_The task_: Your task is to extract every entry that follows word for word while excluding the pictures.

Dataset records

• • • • •

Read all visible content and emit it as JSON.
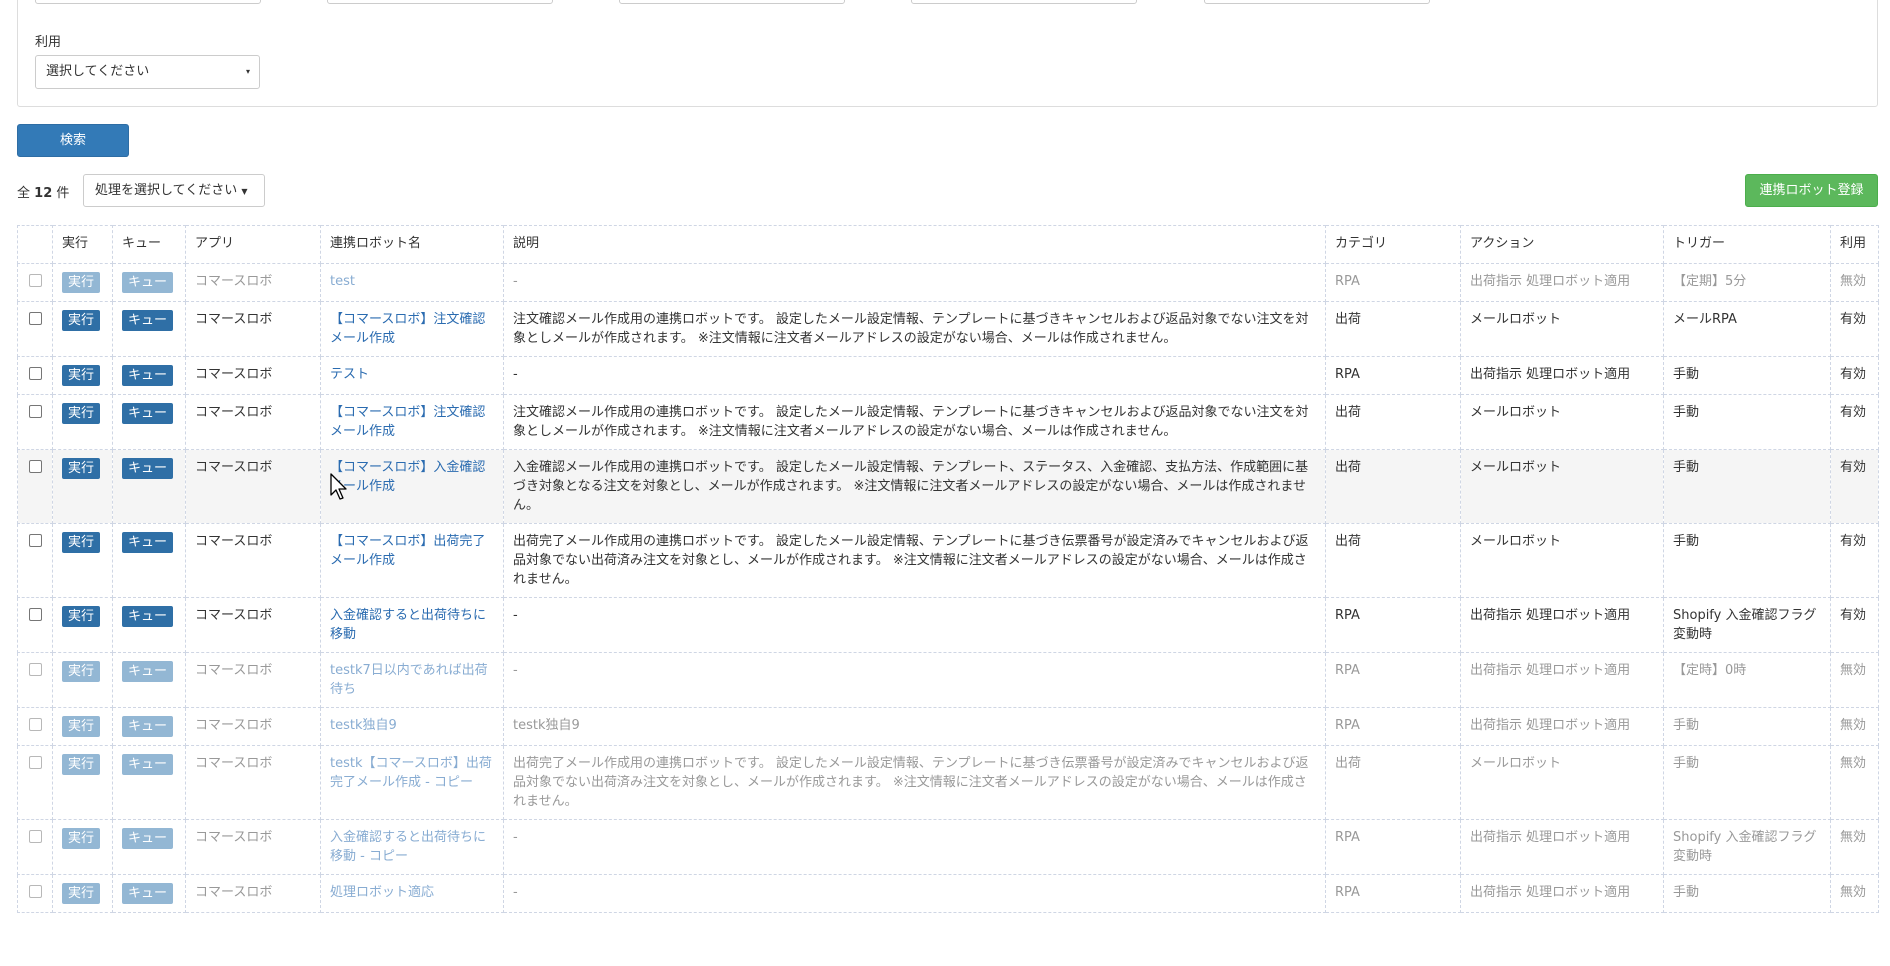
{
  "filter": {
    "label": "利用",
    "select_value": "選択してください"
  },
  "search_label": "検索",
  "count": {
    "prefix": "全",
    "value": "12",
    "suffix": "件"
  },
  "process_dropdown": "処理を選択してください",
  "register_label": "連携ロボット登録",
  "table": {
    "headers": [
      "実行",
      "キュー",
      "アプリ",
      "連携ロボット名",
      "説明",
      "カテゴリ",
      "アクション",
      "トリガー",
      "利用"
    ],
    "run_label": "実行",
    "queue_label": "キュー",
    "rows": [
      {
        "app": "コマースロボ",
        "name": "test",
        "desc": "-",
        "category": "RPA",
        "action": "出荷指示 処理ロボット適用",
        "trigger": "【定期】5分",
        "status": "無効",
        "active": false
      },
      {
        "app": "コマースロボ",
        "name": "【コマースロボ】注文確認メール作成",
        "desc": "注文確認メール作成用の連携ロボットです。 設定したメール設定情報、テンプレートに基づきキャンセルおよび返品対象でない注文を対象としメールが作成されます。 ※注文情報に注文者メールアドレスの設定がない場合、メールは作成されません。",
        "category": "出荷",
        "action": "メールロボット",
        "trigger": "メールRPA",
        "status": "有効",
        "active": true
      },
      {
        "app": "コマースロボ",
        "name": "テスト",
        "desc": "-",
        "category": "RPA",
        "action": "出荷指示 処理ロボット適用",
        "trigger": "手動",
        "status": "有効",
        "active": true
      },
      {
        "app": "コマースロボ",
        "name": "【コマースロボ】注文確認メール作成",
        "desc": "注文確認メール作成用の連携ロボットです。 設定したメール設定情報、テンプレートに基づきキャンセルおよび返品対象でない注文を対象としメールが作成されます。 ※注文情報に注文者メールアドレスの設定がない場合、メールは作成されません。",
        "category": "出荷",
        "action": "メールロボット",
        "trigger": "手動",
        "status": "有効",
        "active": true
      },
      {
        "app": "コマースロボ",
        "name": "【コマースロボ】入金確認メール作成",
        "desc": "入金確認メール作成用の連携ロボットです。 設定したメール設定情報、テンプレート、ステータス、入金確認、支払方法、作成範囲に基づき対象となる注文を対象とし、メールが作成されます。 ※注文情報に注文者メールアドレスの設定がない場合、メールは作成されません。",
        "category": "出荷",
        "action": "メールロボット",
        "trigger": "手動",
        "status": "有効",
        "active": true
      },
      {
        "app": "コマースロボ",
        "name": "【コマースロボ】出荷完了メール作成",
        "desc": "出荷完了メール作成用の連携ロボットです。 設定したメール設定情報、テンプレートに基づき伝票番号が設定済みでキャンセルおよび返品対象でない出荷済み注文を対象とし、メールが作成されます。 ※注文情報に注文者メールアドレスの設定がない場合、メールは作成されません。",
        "category": "出荷",
        "action": "メールロボット",
        "trigger": "手動",
        "status": "有効",
        "active": true
      },
      {
        "app": "コマースロボ",
        "name": "入金確認すると出荷待ちに移動",
        "desc": "-",
        "category": "RPA",
        "action": "出荷指示 処理ロボット適用",
        "trigger": "Shopify 入金確認フラグ変動時",
        "status": "有効",
        "active": true
      },
      {
        "app": "コマースロボ",
        "name": "testk7日以内であれば出荷待ち",
        "desc": "-",
        "category": "RPA",
        "action": "出荷指示 処理ロボット適用",
        "trigger": "【定時】0時",
        "status": "無効",
        "active": false
      },
      {
        "app": "コマースロボ",
        "name": "testk独自9",
        "desc": "testk独自9",
        "category": "RPA",
        "action": "出荷指示 処理ロボット適用",
        "trigger": "手動",
        "status": "無効",
        "active": false
      },
      {
        "app": "コマースロボ",
        "name": "testk【コマースロボ】出荷完了メール作成 - コピー",
        "desc": "出荷完了メール作成用の連携ロボットです。 設定したメール設定情報、テンプレートに基づき伝票番号が設定済みでキャンセルおよび返品対象でない出荷済み注文を対象とし、メールが作成されます。 ※注文情報に注文者メールアドレスの設定がない場合、メールは作成されません。",
        "category": "出荷",
        "action": "メールロボット",
        "trigger": "手動",
        "status": "無効",
        "active": false
      },
      {
        "app": "コマースロボ",
        "name": "入金確認すると出荷待ちに移動 - コピー",
        "desc": "-",
        "category": "RPA",
        "action": "出荷指示 処理ロボット適用",
        "trigger": "Shopify 入金確認フラグ変動時",
        "status": "無効",
        "active": false
      },
      {
        "app": "コマースロボ",
        "name": "処理ロボット適応",
        "desc": "-",
        "category": "RPA",
        "action": "出荷指示 処理ロボット適用",
        "trigger": "手動",
        "status": "無効",
        "active": false
      }
    ]
  }
}
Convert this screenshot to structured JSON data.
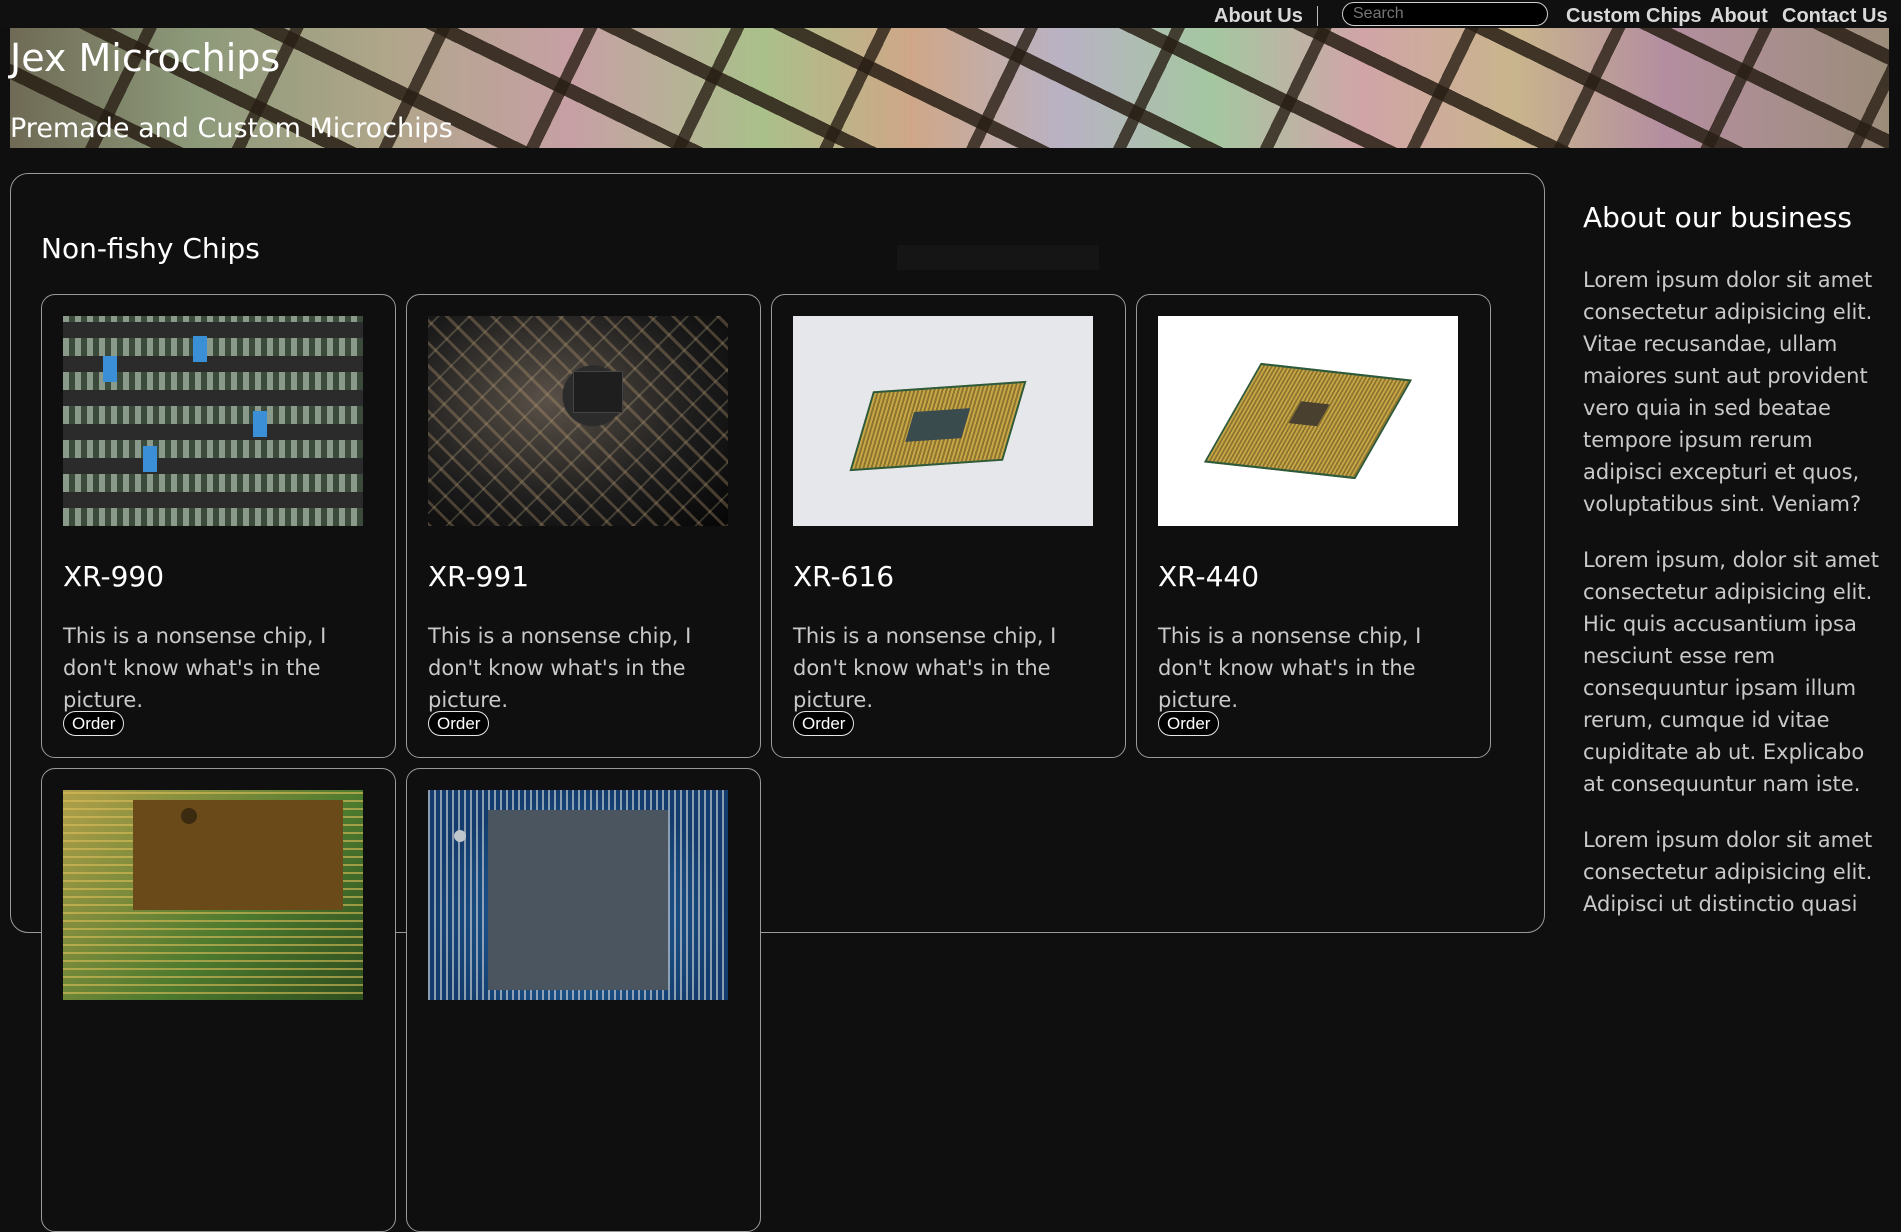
{
  "nav": {
    "about_us": "About Us",
    "search_placeholder": "Search",
    "custom_chips": "Custom Chips",
    "about": "About",
    "contact_us": "Contact Us"
  },
  "banner": {
    "title": "Jex Microchips",
    "subtitle": "Premade and Custom Microchips"
  },
  "main": {
    "section_title": "Non-fishy Chips",
    "products": [
      {
        "name": "XR-990",
        "description": "This is a nonsense chip, I don't know what's in the picture.",
        "order_label": "Order",
        "image": "pcb-green-components"
      },
      {
        "name": "XR-991",
        "description": "This is a nonsense chip, I don't know what's in the picture.",
        "order_label": "Order",
        "image": "pcb-dark-closeup"
      },
      {
        "name": "XR-616",
        "description": "This is a nonsense chip, I don't know what's in the picture.",
        "order_label": "Order",
        "image": "cpu-on-gray"
      },
      {
        "name": "XR-440",
        "description": "This is a nonsense chip, I don't know what's in the picture.",
        "order_label": "Order",
        "image": "cpu-on-white"
      },
      {
        "name": "",
        "description": "",
        "order_label": "",
        "image": "pcb-gold-chip"
      },
      {
        "name": "",
        "description": "",
        "order_label": "",
        "image": "pcb-blue-atmel"
      }
    ]
  },
  "sidebar": {
    "title": "About our business",
    "paragraphs": [
      "Lorem ipsum dolor sit amet consectetur adipisicing elit. Vitae recusandae, ullam maiores sunt aut provident vero quia in sed beatae tempore ipsum rerum adipisci excepturi et quos, voluptatibus sint. Veniam?",
      "Lorem ipsum, dolor sit amet consectetur adipisicing elit. Hic quis accusantium ipsa nesciunt esse rem consequuntur ipsam illum rerum, cumque id vitae cupiditate ab ut. Explicabo at consequuntur nam iste.",
      "Lorem ipsum dolor sit amet consectetur adipisicing elit. Adipisci ut distinctio quasi"
    ]
  },
  "colors": {
    "background": "#0f0f0f",
    "border": "#9a9a9a",
    "text": "#ffffff",
    "muted_text": "#c9c9c9"
  }
}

• • • • •

_The answer_:
Read all visible content and emit it as JSON.
{
  "filter": {
    "label": "利用",
    "select_value": "選択してください"
  },
  "search_label": "検索",
  "count": {
    "prefix": "全",
    "value": "12",
    "suffix": "件"
  },
  "process_dropdown": "処理を選択してください",
  "register_label": "連携ロボット登録",
  "table": {
    "headers": [
      "実行",
      "キュー",
      "アプリ",
      "連携ロボット名",
      "説明",
      "カテゴリ",
      "アクション",
      "トリガー",
      "利用"
    ],
    "run_label": "実行",
    "queue_label": "キュー",
    "rows": [
      {
        "app": "コマースロボ",
        "name": "test",
        "desc": "-",
        "category": "RPA",
        "action": "出荷指示 処理ロボット適用",
        "trigger": "【定期】5分",
        "status": "無効",
        "active": false
      },
      {
        "app": "コマースロボ",
        "name": "【コマースロボ】注文確認メール作成",
        "desc": "注文確認メール作成用の連携ロボットです。 設定したメール設定情報、テンプレートに基づきキャンセルおよび返品対象でない注文を対象としメールが作成されます。 ※注文情報に注文者メールアドレスの設定がない場合、メールは作成されません。",
        "category": "出荷",
        "action": "メールロボット",
        "trigger": "メールRPA",
        "status": "有効",
        "active": true
      },
      {
        "app": "コマースロボ",
        "name": "テスト",
        "desc": "-",
        "category": "RPA",
        "action": "出荷指示 処理ロボット適用",
        "trigger": "手動",
        "status": "有効",
        "active": true
      },
      {
        "app": "コマースロボ",
        "name": "【コマースロボ】注文確認メール作成",
        "desc": "注文確認メール作成用の連携ロボットです。 設定したメール設定情報、テンプレートに基づきキャンセルおよび返品対象でない注文を対象としメールが作成されます。 ※注文情報に注文者メールアドレスの設定がない場合、メールは作成されません。",
        "category": "出荷",
        "action": "メールロボット",
        "trigger": "手動",
        "status": "有効",
        "active": true
      },
      {
        "app": "コマースロボ",
        "name": "【コマースロボ】入金確認メール作成",
        "desc": "入金確認メール作成用の連携ロボットです。 設定したメール設定情報、テンプレート、ステータス、入金確認、支払方法、作成範囲に基づき対象となる注文を対象とし、メールが作成されます。 ※注文情報に注文者メールアドレスの設定がない場合、メールは作成されません。",
        "category": "出荷",
        "action": "メールロボット",
        "trigger": "手動",
        "status": "有効",
        "active": true
      },
      {
        "app": "コマースロボ",
        "name": "【コマースロボ】出荷完了メール作成",
        "desc": "出荷完了メール作成用の連携ロボットです。 設定したメール設定情報、テンプレートに基づき伝票番号が設定済みでキャンセルおよび返品対象でない出荷済み注文を対象とし、メールが作成されます。 ※注文情報に注文者メールアドレスの設定がない場合、メールは作成されません。",
        "category": "出荷",
        "action": "メールロボット",
        "trigger": "手動",
        "status": "有効",
        "active": true
      },
      {
        "app": "コマースロボ",
        "name": "入金確認すると出荷待ちに移動",
        "desc": "-",
        "category": "RPA",
        "action": "出荷指示 処理ロボット適用",
        "trigger": "Shopify 入金確認フラグ変動時",
        "status": "有効",
        "active": true
      },
      {
        "app": "コマースロボ",
        "name": "testk7日以内であれば出荷待ち",
        "desc": "-",
        "category": "RPA",
        "action": "出荷指示 処理ロボット適用",
        "trigger": "【定時】0時",
        "status": "無効",
        "active": false
      },
      {
        "app": "コマースロボ",
        "name": "testk独自9",
        "desc": "testk独自9",
        "category": "RPA",
        "action": "出荷指示 処理ロボット適用",
        "trigger": "手動",
        "status": "無効",
        "active": false
      },
      {
        "app": "コマースロボ",
        "name": "testk【コマースロボ】出荷完了メール作成 - コピー",
        "desc": "出荷完了メール作成用の連携ロボットです。 設定したメール設定情報、テンプレートに基づき伝票番号が設定済みでキャンセルおよび返品対象でない出荷済み注文を対象とし、メールが作成されます。 ※注文情報に注文者メールアドレスの設定がない場合、メールは作成されません。",
        "category": "出荷",
        "action": "メールロボット",
        "trigger": "手動",
        "status": "無効",
        "active": false
      },
      {
        "app": "コマースロボ",
        "name": "入金確認すると出荷待ちに移動 - コピー",
        "desc": "-",
        "category": "RPA",
        "action": "出荷指示 処理ロボット適用",
        "trigger": "Shopify 入金確認フラグ変動時",
        "status": "無効",
        "active": false
      },
      {
        "app": "コマースロボ",
        "name": "処理ロボット適応",
        "desc": "-",
        "category": "RPA",
        "action": "出荷指示 処理ロボット適用",
        "trigger": "手動",
        "status": "無効",
        "active": false
      }
    ]
  }
}
Convert this screenshot to structured JSON data.
{
  "nav": {
    "about_us": "About Us",
    "search_placeholder": "Search",
    "custom_chips": "Custom Chips",
    "about": "About",
    "contact_us": "Contact Us"
  },
  "banner": {
    "title": "Jex Microchips",
    "subtitle": "Premade and Custom Microchips"
  },
  "main": {
    "section_title": "Non-fishy Chips",
    "products": [
      {
        "name": "XR-990",
        "description": "This is a nonsense chip, I don't know what's in the picture.",
        "order_label": "Order",
        "image": "pcb-green-components"
      },
      {
        "name": "XR-991",
        "description": "This is a nonsense chip, I don't know what's in the picture.",
        "order_label": "Order",
        "image": "pcb-dark-closeup"
      },
      {
        "name": "XR-616",
        "description": "This is a nonsense chip, I don't know what's in the picture.",
        "order_label": "Order",
        "image": "cpu-on-gray"
      },
      {
        "name": "XR-440",
        "description": "This is a nonsense chip, I don't know what's in the picture.",
        "order_label": "Order",
        "image": "cpu-on-white"
      },
      {
        "name": "",
        "description": "",
        "order_label": "",
        "image": "pcb-gold-chip"
      },
      {
        "name": "",
        "description": "",
        "order_label": "",
        "image": "pcb-blue-atmel"
      }
    ]
  },
  "sidebar": {
    "title": "About our business",
    "paragraphs": [
      "Lorem ipsum dolor sit amet consectetur adipisicing elit. Vitae recusandae, ullam maiores sunt aut provident vero quia in sed beatae tempore ipsum rerum adipisci excepturi et quos, voluptatibus sint. Veniam?",
      "Lorem ipsum, dolor sit amet consectetur adipisicing elit. Hic quis accusantium ipsa nesciunt esse rem consequuntur ipsam illum rerum, cumque id vitae cupiditate ab ut. Explicabo at consequuntur nam iste.",
      "Lorem ipsum dolor sit amet consectetur adipisicing elit. Adipisci ut distinctio quasi"
    ]
  },
  "colors": {
    "background": "#0f0f0f",
    "border": "#9a9a9a",
    "text": "#ffffff",
    "muted_text": "#c9c9c9"
  }
}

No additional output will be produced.